*EXERCISE INSTRUCTIONS*
Scan the data. Collect each line that contains the word "source".

# Start of LISTING

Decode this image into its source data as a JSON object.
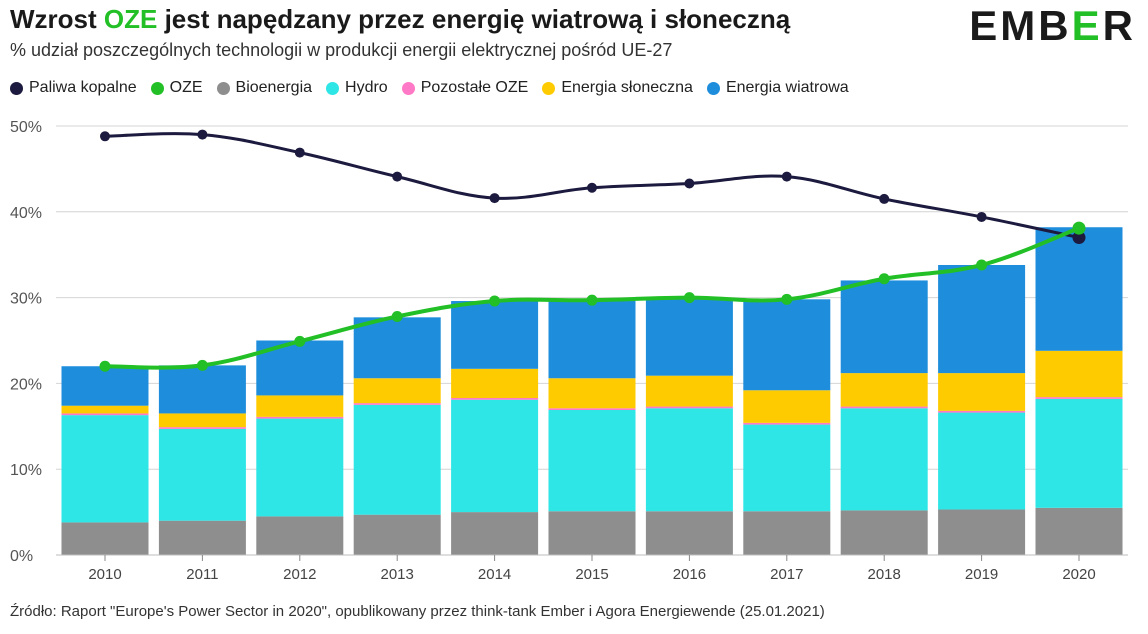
{
  "header": {
    "title_prefix": "Wzrost ",
    "title_highlight": "OZE",
    "title_suffix": " jest napędzany przez energię wiatrową i słoneczną",
    "subtitle": "% udział poszczególnych technologii w produkcji energii elektrycznej pośród UE-27",
    "logo_left": "EMB",
    "logo_mid": "E",
    "logo_right": "R"
  },
  "legend": [
    {
      "label": "Paliwa kopalne",
      "color": "#1c1a3e"
    },
    {
      "label": "OZE",
      "color": "#22c026"
    },
    {
      "label": "Bioenergia",
      "color": "#8e8e8e"
    },
    {
      "label": "Hydro",
      "color": "#2ee6e6"
    },
    {
      "label": "Pozostałe OZE",
      "color": "#ff79c6"
    },
    {
      "label": "Energia słoneczna",
      "color": "#fecb00"
    },
    {
      "label": "Energia wiatrowa",
      "color": "#1e8ddb"
    }
  ],
  "chart_data": {
    "type": "bar",
    "stacked": true,
    "categories": [
      "2010",
      "2011",
      "2012",
      "2013",
      "2014",
      "2015",
      "2016",
      "2017",
      "2018",
      "2019",
      "2020"
    ],
    "series": [
      {
        "name": "Bioenergia",
        "color": "#8e8e8e",
        "values": [
          3.8,
          4.0,
          4.5,
          4.7,
          5.0,
          5.1,
          5.1,
          5.1,
          5.2,
          5.3,
          5.5
        ]
      },
      {
        "name": "Hydro",
        "color": "#2ee6e6",
        "values": [
          12.5,
          10.7,
          11.4,
          12.8,
          13.1,
          11.8,
          12.0,
          10.1,
          11.9,
          11.3,
          12.7
        ]
      },
      {
        "name": "Pozostałe OZE",
        "color": "#ff79c6",
        "values": [
          0.2,
          0.2,
          0.2,
          0.2,
          0.2,
          0.2,
          0.2,
          0.2,
          0.2,
          0.2,
          0.2
        ]
      },
      {
        "name": "Energia słoneczna",
        "color": "#fecb00",
        "values": [
          0.9,
          1.6,
          2.5,
          2.9,
          3.4,
          3.5,
          3.6,
          3.8,
          3.9,
          4.4,
          5.4
        ]
      },
      {
        "name": "Energia wiatrowa",
        "color": "#1e8ddb",
        "values": [
          4.6,
          5.6,
          6.4,
          7.1,
          7.9,
          9.0,
          8.9,
          10.6,
          10.8,
          12.6,
          14.4
        ]
      }
    ],
    "lines": [
      {
        "name": "Paliwa kopalne",
        "color": "#1c1a3e",
        "values": [
          48.8,
          49.0,
          46.9,
          44.1,
          41.6,
          42.8,
          43.3,
          44.1,
          41.5,
          39.4,
          37.0
        ]
      },
      {
        "name": "OZE",
        "color": "#22c026",
        "values": [
          22.0,
          22.1,
          24.9,
          27.8,
          29.6,
          29.7,
          30.0,
          29.8,
          32.2,
          33.8,
          38.1
        ]
      }
    ],
    "title": "Wzrost OZE jest napędzany przez energię wiatrową i słoneczną",
    "xlabel": "",
    "ylabel": "",
    "ylim": [
      0,
      50
    ],
    "yticks": [
      0,
      10,
      20,
      30,
      40,
      50
    ],
    "ytick_labels": [
      "0%",
      "10%",
      "20%",
      "30%",
      "40%",
      "50%"
    ],
    "grid": true
  },
  "footer": {
    "source": "Źródło: Raport \"Europe's Power Sector in 2020\", opublikowany przez think-tank Ember i Agora Energiewende (25.01.2021)"
  }
}
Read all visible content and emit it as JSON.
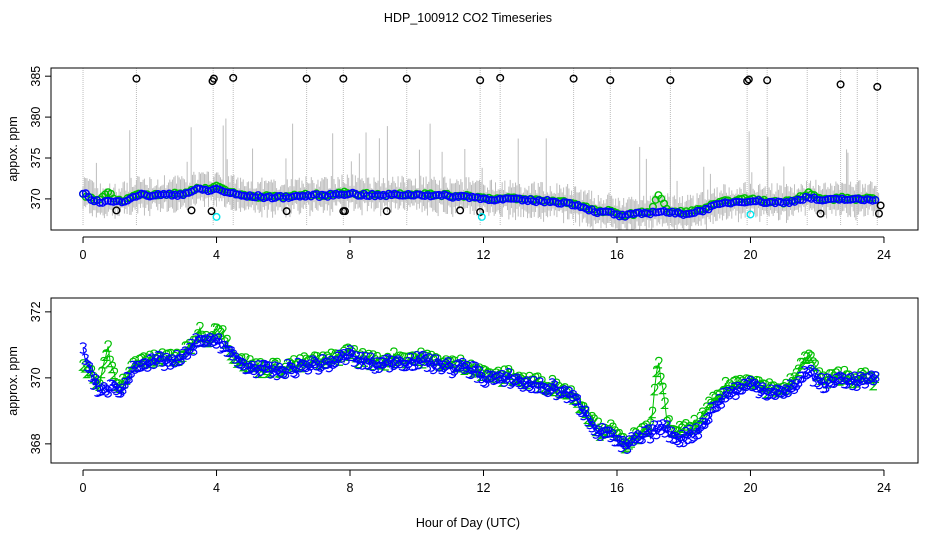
{
  "chart_data": [
    {
      "type": "scatter",
      "title": "HDP_100912  CO2 Timeseries",
      "xlabel": "Hour of Day (UTC)",
      "ylabel": "appox. ppm",
      "xlim": [
        -0.96,
        25.02
      ],
      "ylim": [
        366.2,
        386.0
      ],
      "xticks": [
        0,
        4,
        8,
        12,
        16,
        20,
        24
      ],
      "yticks": [
        370,
        375,
        380,
        385
      ],
      "grid": false,
      "x_start": 0,
      "x_step": 0.25,
      "series": [
        {
          "name": "2",
          "color": "#00c000",
          "marker": "circle"
        },
        {
          "name": "3",
          "color": "#0000ff",
          "marker": "circle"
        }
      ],
      "outliers_high": {
        "color": "#000000",
        "x": [
          1.6,
          3.88,
          3.92,
          4.5,
          6.7,
          7.8,
          9.7,
          11.9,
          12.5,
          14.7,
          15.8,
          17.6,
          19.9,
          19.95,
          20.5,
          22.7,
          23.8
        ],
        "y": [
          384.7,
          384.4,
          384.7,
          384.8,
          384.7,
          384.7,
          384.7,
          384.5,
          384.8,
          384.7,
          384.5,
          384.5,
          384.4,
          384.6,
          384.5,
          384.0,
          383.7
        ]
      },
      "outliers_low": {
        "color": "#000000",
        "x": [
          1.0,
          3.25,
          3.85,
          6.1,
          7.8,
          7.85,
          9.1,
          11.3,
          11.9,
          22.1,
          23.85,
          23.9
        ],
        "y": [
          368.6,
          368.6,
          368.5,
          368.5,
          368.5,
          368.5,
          368.5,
          368.6,
          368.4,
          368.2,
          368.2,
          369.2
        ]
      },
      "cyan_points": {
        "color": "#00e5ee",
        "x": [
          4.0,
          11.95,
          20.0
        ],
        "y": [
          367.8,
          367.8,
          368.1
        ]
      },
      "spike_times": [
        0.0,
        1.6,
        3.9,
        4.5,
        6.7,
        7.8,
        9.7,
        11.9,
        12.5,
        14.7,
        15.8,
        17.6,
        19.9,
        20.5,
        21.7,
        22.7,
        23.2,
        23.8
      ]
    },
    {
      "type": "scatter",
      "xlabel": "Hour of Day (UTC)",
      "ylabel": "approx. ppm",
      "xlim": [
        -0.96,
        25.02
      ],
      "ylim": [
        367.42,
        372.42
      ],
      "xticks": [
        0,
        4,
        8,
        12,
        16,
        20,
        24
      ],
      "yticks": [
        368,
        370,
        372
      ],
      "grid": false,
      "x_start": 0,
      "x_step": 0.25,
      "series": [
        {
          "name": "2",
          "color": "#00c000",
          "marker": "text-2",
          "values": [
            370.5,
            370.1,
            369.8,
            370.9,
            369.7,
            369.9,
            370.4,
            370.6,
            370.5,
            370.6,
            370.6,
            370.6,
            370.7,
            371.0,
            371.4,
            371.1,
            371.6,
            371.2,
            370.7,
            370.5,
            370.4,
            370.3,
            370.3,
            370.3,
            370.3,
            370.4,
            370.4,
            370.5,
            370.5,
            370.5,
            370.6,
            370.7,
            370.8,
            370.6,
            370.6,
            370.5,
            370.5,
            370.6,
            370.6,
            370.6,
            370.6,
            370.6,
            370.5,
            370.5,
            370.4,
            370.4,
            370.4,
            370.3,
            370.1,
            370.1,
            370.0,
            370.1,
            370.0,
            369.9,
            369.9,
            369.8,
            369.8,
            369.7,
            369.6,
            369.4,
            369.1,
            368.7,
            368.4,
            368.5,
            368.2,
            368.0,
            368.2,
            368.3,
            368.5,
            370.6,
            368.6,
            368.4,
            368.4,
            368.5,
            368.7,
            369.1,
            369.4,
            369.7,
            369.8,
            369.9,
            370.0,
            369.8,
            369.7,
            369.7,
            369.6,
            369.9,
            370.3,
            370.8,
            370.1,
            369.9,
            370.0,
            370.1,
            370.0,
            370.0,
            370.0,
            369.9
          ]
        },
        {
          "name": "3",
          "color": "#0000ff",
          "marker": "text-3",
          "values": [
            370.8,
            370.0,
            369.6,
            369.7,
            369.6,
            369.8,
            370.3,
            370.5,
            370.4,
            370.5,
            370.5,
            370.5,
            370.6,
            370.9,
            371.2,
            371.0,
            371.2,
            370.9,
            370.6,
            370.4,
            370.3,
            370.3,
            370.2,
            370.2,
            370.2,
            370.3,
            370.3,
            370.4,
            370.4,
            370.4,
            370.5,
            370.6,
            370.7,
            370.5,
            370.5,
            370.4,
            370.4,
            370.5,
            370.5,
            370.5,
            370.5,
            370.5,
            370.4,
            370.4,
            370.3,
            370.3,
            370.3,
            370.2,
            370.0,
            370.0,
            369.9,
            370.0,
            369.9,
            369.8,
            369.8,
            369.7,
            369.7,
            369.6,
            369.5,
            369.3,
            369.0,
            368.6,
            368.3,
            368.4,
            368.0,
            367.9,
            368.1,
            368.2,
            368.3,
            368.5,
            368.4,
            368.2,
            368.2,
            368.3,
            368.5,
            368.9,
            369.2,
            369.5,
            369.6,
            369.7,
            369.8,
            369.7,
            369.6,
            369.6,
            369.5,
            369.7,
            370.0,
            370.2,
            369.9,
            369.8,
            369.9,
            370.0,
            369.9,
            369.9,
            369.9,
            369.9
          ]
        }
      ]
    }
  ]
}
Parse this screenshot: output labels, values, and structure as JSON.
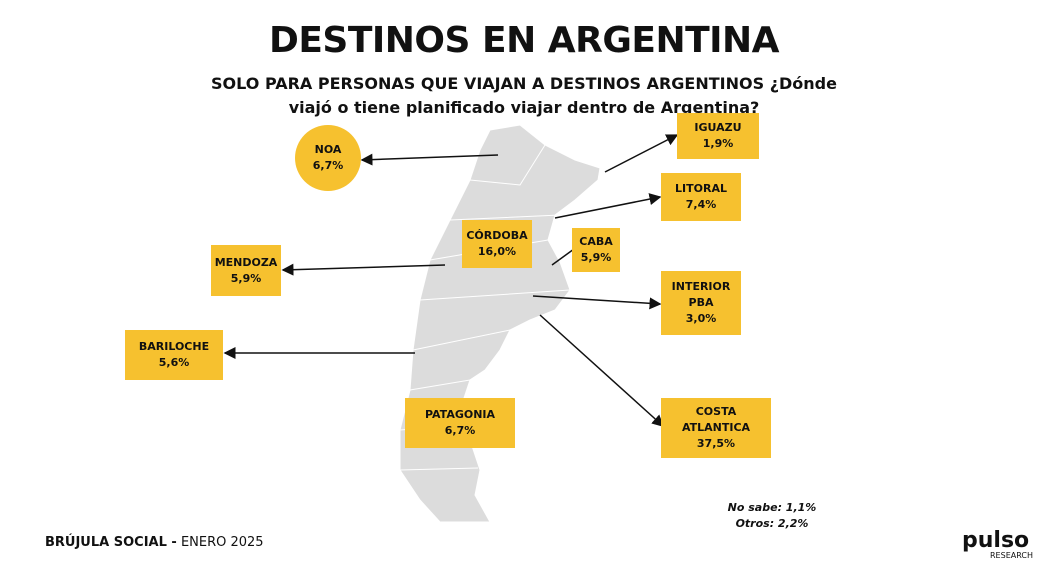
{
  "header": {
    "title": "DESTINOS EN ARGENTINA",
    "subtitle": "SOLO PARA PERSONAS QUE VIAJAN A DESTINOS ARGENTINOS ¿Dónde viajó o tiene planificado viajar dentro de Argentina?"
  },
  "destinations": [
    {
      "name": "NOA",
      "value": "6,7%"
    },
    {
      "name": "IGUAZU",
      "value": "1,9%"
    },
    {
      "name": "LITORAL",
      "value": "7,4%"
    },
    {
      "name": "CÓRDOBA",
      "value": "16,0%"
    },
    {
      "name": "CABA",
      "value": "5,9%"
    },
    {
      "name": "MENDOZA",
      "value": "5,9%"
    },
    {
      "name": "INTERIOR PBA",
      "value": "3,0%"
    },
    {
      "name": "BARILOCHE",
      "value": "5,6%"
    },
    {
      "name": "PATAGONIA",
      "value": "6,7%"
    },
    {
      "name": "COSTA ATLANTICA",
      "value": "37,5%"
    }
  ],
  "notes": [
    "No sabe: 1,1%",
    "Otros: 2,2%"
  ],
  "footer": {
    "source": "BRÚJULA SOCIAL -",
    "date": "ENERO 2025",
    "logo": "pulso",
    "logo_sub": "RESEARCH"
  }
}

# End of LISTING

*OUTPUT FOR THIS EXERCISE*
Decode this image into its source data as a JSON object.
    "source": "Źródło: Raport \"Europe's Power Sector in 2020\", opublikowany przez think-tank Ember i Agora Energiewende (25.01.2021)"
    "source": "BRÚJULA SOCIAL -",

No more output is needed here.